**EXERCISE DATA:**
* * * *

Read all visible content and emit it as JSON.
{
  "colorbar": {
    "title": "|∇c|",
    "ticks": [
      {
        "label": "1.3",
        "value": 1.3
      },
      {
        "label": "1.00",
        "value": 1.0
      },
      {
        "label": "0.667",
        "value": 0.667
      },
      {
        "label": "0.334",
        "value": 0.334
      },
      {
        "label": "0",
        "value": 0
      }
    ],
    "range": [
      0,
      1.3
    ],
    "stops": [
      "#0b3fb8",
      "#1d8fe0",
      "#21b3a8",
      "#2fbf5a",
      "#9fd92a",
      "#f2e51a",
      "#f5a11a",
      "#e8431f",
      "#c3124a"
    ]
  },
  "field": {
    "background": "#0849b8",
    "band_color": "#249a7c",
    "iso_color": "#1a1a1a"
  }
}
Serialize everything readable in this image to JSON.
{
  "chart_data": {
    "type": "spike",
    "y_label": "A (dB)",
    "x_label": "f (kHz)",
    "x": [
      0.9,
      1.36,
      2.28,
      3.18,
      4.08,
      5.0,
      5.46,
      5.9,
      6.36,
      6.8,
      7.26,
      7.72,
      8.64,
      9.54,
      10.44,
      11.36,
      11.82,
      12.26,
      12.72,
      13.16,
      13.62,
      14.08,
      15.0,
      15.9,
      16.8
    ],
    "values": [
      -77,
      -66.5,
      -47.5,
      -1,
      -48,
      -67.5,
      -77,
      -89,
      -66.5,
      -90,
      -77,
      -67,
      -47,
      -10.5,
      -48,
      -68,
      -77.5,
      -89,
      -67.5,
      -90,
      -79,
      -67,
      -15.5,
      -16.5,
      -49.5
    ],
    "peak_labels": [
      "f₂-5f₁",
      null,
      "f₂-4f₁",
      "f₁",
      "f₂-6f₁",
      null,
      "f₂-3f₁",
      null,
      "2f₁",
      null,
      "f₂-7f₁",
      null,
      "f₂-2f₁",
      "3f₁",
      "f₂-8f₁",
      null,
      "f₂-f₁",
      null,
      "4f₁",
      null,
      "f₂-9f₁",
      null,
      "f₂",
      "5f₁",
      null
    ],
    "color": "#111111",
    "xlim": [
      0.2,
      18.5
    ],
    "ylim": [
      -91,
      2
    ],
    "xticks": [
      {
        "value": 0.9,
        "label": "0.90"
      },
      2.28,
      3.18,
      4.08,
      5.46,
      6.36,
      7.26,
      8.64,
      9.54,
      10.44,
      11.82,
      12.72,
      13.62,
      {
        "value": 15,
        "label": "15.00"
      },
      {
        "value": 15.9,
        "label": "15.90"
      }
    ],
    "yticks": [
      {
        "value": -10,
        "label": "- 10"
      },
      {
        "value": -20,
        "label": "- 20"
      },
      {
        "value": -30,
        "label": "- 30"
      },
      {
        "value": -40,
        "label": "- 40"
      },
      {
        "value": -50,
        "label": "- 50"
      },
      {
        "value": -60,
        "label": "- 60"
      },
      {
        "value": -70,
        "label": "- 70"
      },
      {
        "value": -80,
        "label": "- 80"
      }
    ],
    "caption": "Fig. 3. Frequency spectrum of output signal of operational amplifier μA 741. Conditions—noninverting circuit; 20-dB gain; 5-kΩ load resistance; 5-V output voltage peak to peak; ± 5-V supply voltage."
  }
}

* * * *

**AIM:** Reproduce the records word for word.

**THE SOLUTION:**
Read all visible content and emit it as JSON.
{
  "colorbar": {
    "title": "|∇c|",
    "ticks": [
      {
        "label": "1.3",
        "value": 1.3
      },
      {
        "label": "1.00",
        "value": 1.0
      },
      {
        "label": "0.667",
        "value": 0.667
      },
      {
        "label": "0.334",
        "value": 0.334
      },
      {
        "label": "0",
        "value": 0
      }
    ],
    "range": [
      0,
      1.3
    ],
    "stops": [
      "#0b3fb8",
      "#1d8fe0",
      "#21b3a8",
      "#2fbf5a",
      "#9fd92a",
      "#f2e51a",
      "#f5a11a",
      "#e8431f",
      "#c3124a"
    ]
  },
  "field": {
    "background": "#0849b8",
    "band_color": "#249a7c",
    "iso_color": "#1a1a1a"
  }
}
Serialize everything readable in this image to JSON.
{
  "chart_data": {
    "type": "spike",
    "y_label": "A (dB)",
    "x_label": "f (kHz)",
    "x": [
      0.9,
      1.36,
      2.28,
      3.18,
      4.08,
      5.0,
      5.46,
      5.9,
      6.36,
      6.8,
      7.26,
      7.72,
      8.64,
      9.54,
      10.44,
      11.36,
      11.82,
      12.26,
      12.72,
      13.16,
      13.62,
      14.08,
      15.0,
      15.9,
      16.8
    ],
    "values": [
      -77,
      -66.5,
      -47.5,
      -1,
      -48,
      -67.5,
      -77,
      -89,
      -66.5,
      -90,
      -77,
      -67,
      -47,
      -10.5,
      -48,
      -68,
      -77.5,
      -89,
      -67.5,
      -90,
      -79,
      -67,
      -15.5,
      -16.5,
      -49.5
    ],
    "peak_labels": [
      "f₂-5f₁",
      null,
      "f₂-4f₁",
      "f₁",
      "f₂-6f₁",
      null,
      "f₂-3f₁",
      null,
      "2f₁",
      null,
      "f₂-7f₁",
      null,
      "f₂-2f₁",
      "3f₁",
      "f₂-8f₁",
      null,
      "f₂-f₁",
      null,
      "4f₁",
      null,
      "f₂-9f₁",
      null,
      "f₂",
      "5f₁",
      null
    ],
    "color": "#111111",
    "xlim": [
      0.2,
      18.5
    ],
    "ylim": [
      -91,
      2
    ],
    "xticks": [
      {
        "value": 0.9,
        "label": "0.90"
      },
      2.28,
      3.18,
      4.08,
      5.46,
      6.36,
      7.26,
      8.64,
      9.54,
      10.44,
      11.82,
      12.72,
      13.62,
      {
        "value": 15,
        "label": "15.00"
      },
      {
        "value": 15.9,
        "label": "15.90"
      }
    ],
    "yticks": [
      {
        "value": -10,
        "label": "- 10"
      },
      {
        "value": -20,
        "label": "- 20"
      },
      {
        "value": -30,
        "label": "- 30"
      },
      {
        "value": -40,
        "label": "- 40"
      },
      {
        "value": -50,
        "label": "- 50"
      },
      {
        "value": -60,
        "label": "- 60"
      },
      {
        "value": -70,
        "label": "- 70"
      },
      {
        "value": -80,
        "label": "- 80"
      }
    ],
    "caption": "Fig. 3. Frequency spectrum of output signal of operational amplifier μA 741. Conditions—noninverting circuit; 20-dB gain; 5-kΩ load resistance; 5-V output voltage peak to peak; ± 5-V supply voltage."
  }
}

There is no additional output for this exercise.